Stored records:
****************************************

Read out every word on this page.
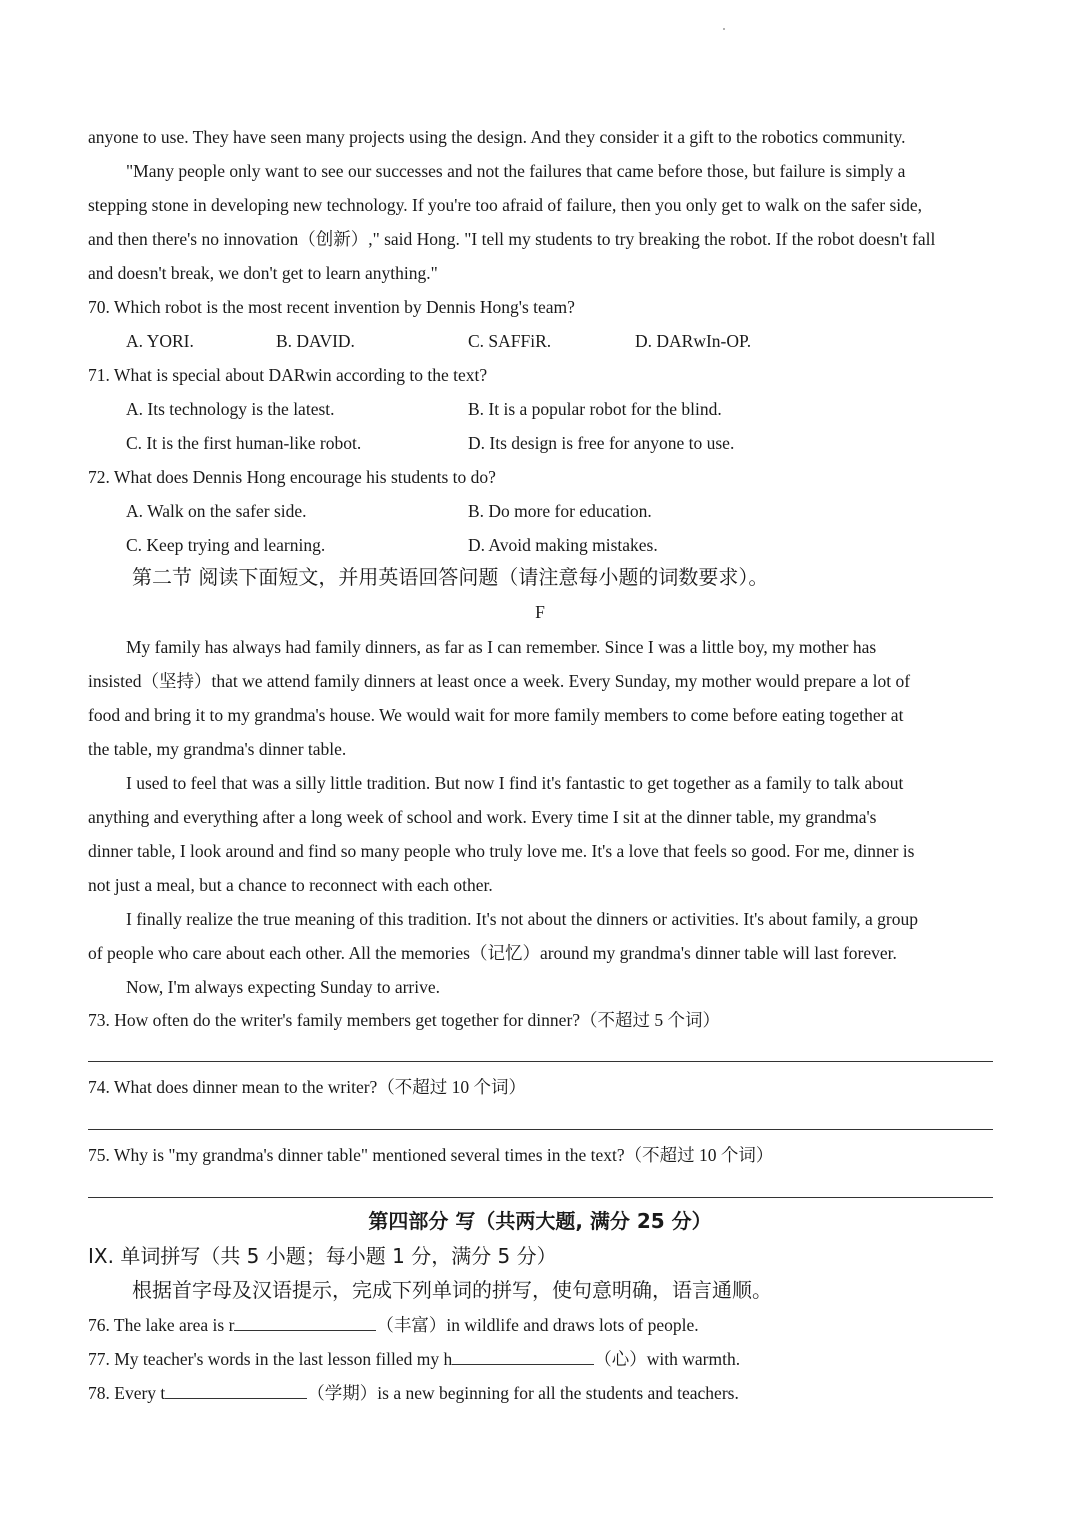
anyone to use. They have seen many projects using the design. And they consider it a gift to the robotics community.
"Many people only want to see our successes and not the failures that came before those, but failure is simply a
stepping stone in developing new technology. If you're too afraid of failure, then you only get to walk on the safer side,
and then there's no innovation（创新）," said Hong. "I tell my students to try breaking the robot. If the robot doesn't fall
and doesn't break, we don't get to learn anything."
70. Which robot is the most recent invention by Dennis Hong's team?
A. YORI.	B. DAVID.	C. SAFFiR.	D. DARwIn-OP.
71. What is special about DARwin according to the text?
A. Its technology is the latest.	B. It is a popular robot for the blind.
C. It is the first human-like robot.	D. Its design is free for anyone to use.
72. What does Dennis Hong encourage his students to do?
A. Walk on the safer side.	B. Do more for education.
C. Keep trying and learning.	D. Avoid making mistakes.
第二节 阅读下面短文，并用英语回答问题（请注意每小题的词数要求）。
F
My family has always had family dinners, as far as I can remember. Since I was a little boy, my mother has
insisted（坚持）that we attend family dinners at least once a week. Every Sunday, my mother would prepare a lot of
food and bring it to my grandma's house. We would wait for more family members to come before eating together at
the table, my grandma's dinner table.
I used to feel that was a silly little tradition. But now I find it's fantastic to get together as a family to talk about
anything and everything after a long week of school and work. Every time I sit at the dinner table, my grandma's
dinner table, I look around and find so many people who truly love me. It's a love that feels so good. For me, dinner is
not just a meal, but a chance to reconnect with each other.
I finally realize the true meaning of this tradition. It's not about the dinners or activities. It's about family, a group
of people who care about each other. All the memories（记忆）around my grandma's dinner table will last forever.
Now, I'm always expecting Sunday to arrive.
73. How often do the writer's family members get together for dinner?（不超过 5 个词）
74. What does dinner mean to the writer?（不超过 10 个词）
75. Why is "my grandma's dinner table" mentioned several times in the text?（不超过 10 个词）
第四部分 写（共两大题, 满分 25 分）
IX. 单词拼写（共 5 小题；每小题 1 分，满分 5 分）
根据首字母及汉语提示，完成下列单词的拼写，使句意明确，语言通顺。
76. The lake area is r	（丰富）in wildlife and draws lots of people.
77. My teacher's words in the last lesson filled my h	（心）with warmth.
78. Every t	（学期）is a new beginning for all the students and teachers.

****************************************

- YOUR GOAL: Quote the preceding records in their entirety, excluding every picture.

- OUTPUT BELOW:
Read out every word on this page.
anyone to use. They have seen many projects using the design. And they consider it a gift to the robotics community.
"Many people only want to see our successes and not the failures that came before those, but failure is simply a
stepping stone in developing new technology. If you're too afraid of failure, then you only get to walk on the safer side,
and then there's no innovation（创新）," said Hong. "I tell my students to try breaking the robot. If the robot doesn't fall
and doesn't break, we don't get to learn anything."
70. Which robot is the most recent invention by Dennis Hong's team?
A. YORI.	B. DAVID.	C. SAFFiR.	D. DARwIn-OP.
71. What is special about DARwin according to the text?
A. Its technology is the latest.	B. It is a popular robot for the blind.
C. It is the first human-like robot.	D. Its design is free for anyone to use.
72. What does Dennis Hong encourage his students to do?
A. Walk on the safer side.	B. Do more for education.
C. Keep trying and learning.	D. Avoid making mistakes.
第二节 阅读下面短文，并用英语回答问题（请注意每小题的词数要求）。
F
My family has always had family dinners, as far as I can remember. Since I was a little boy, my mother has
insisted（坚持）that we attend family dinners at least once a week. Every Sunday, my mother would prepare a lot of
food and bring it to my grandma's house. We would wait for more family members to come before eating together at
the table, my grandma's dinner table.
I used to feel that was a silly little tradition. But now I find it's fantastic to get together as a family to talk about
anything and everything after a long week of school and work. Every time I sit at the dinner table, my grandma's
dinner table, I look around and find so many people who truly love me. It's a love that feels so good. For me, dinner is
not just a meal, but a chance to reconnect with each other.
I finally realize the true meaning of this tradition. It's not about the dinners or activities. It's about family, a group
of people who care about each other. All the memories（记忆）around my grandma's dinner table will last forever.
Now, I'm always expecting Sunday to arrive.
73. How often do the writer's family members get together for dinner?（不超过 5 个词）
74. What does dinner mean to the writer?（不超过 10 个词）
75. Why is "my grandma's dinner table" mentioned several times in the text?（不超过 10 个词）
第四部分 写（共两大题, 满分 25 分）
IX. 单词拼写（共 5 小题；每小题 1 分，满分 5 分）
根据首字母及汉语提示，完成下列单词的拼写，使句意明确，语言通顺。
76. The lake area is r	（丰富）in wildlife and draws lots of people.
77. My teacher's words in the last lesson filled my h	（心）with warmth.
78. Every t	（学期）is a new beginning for all the students and teachers.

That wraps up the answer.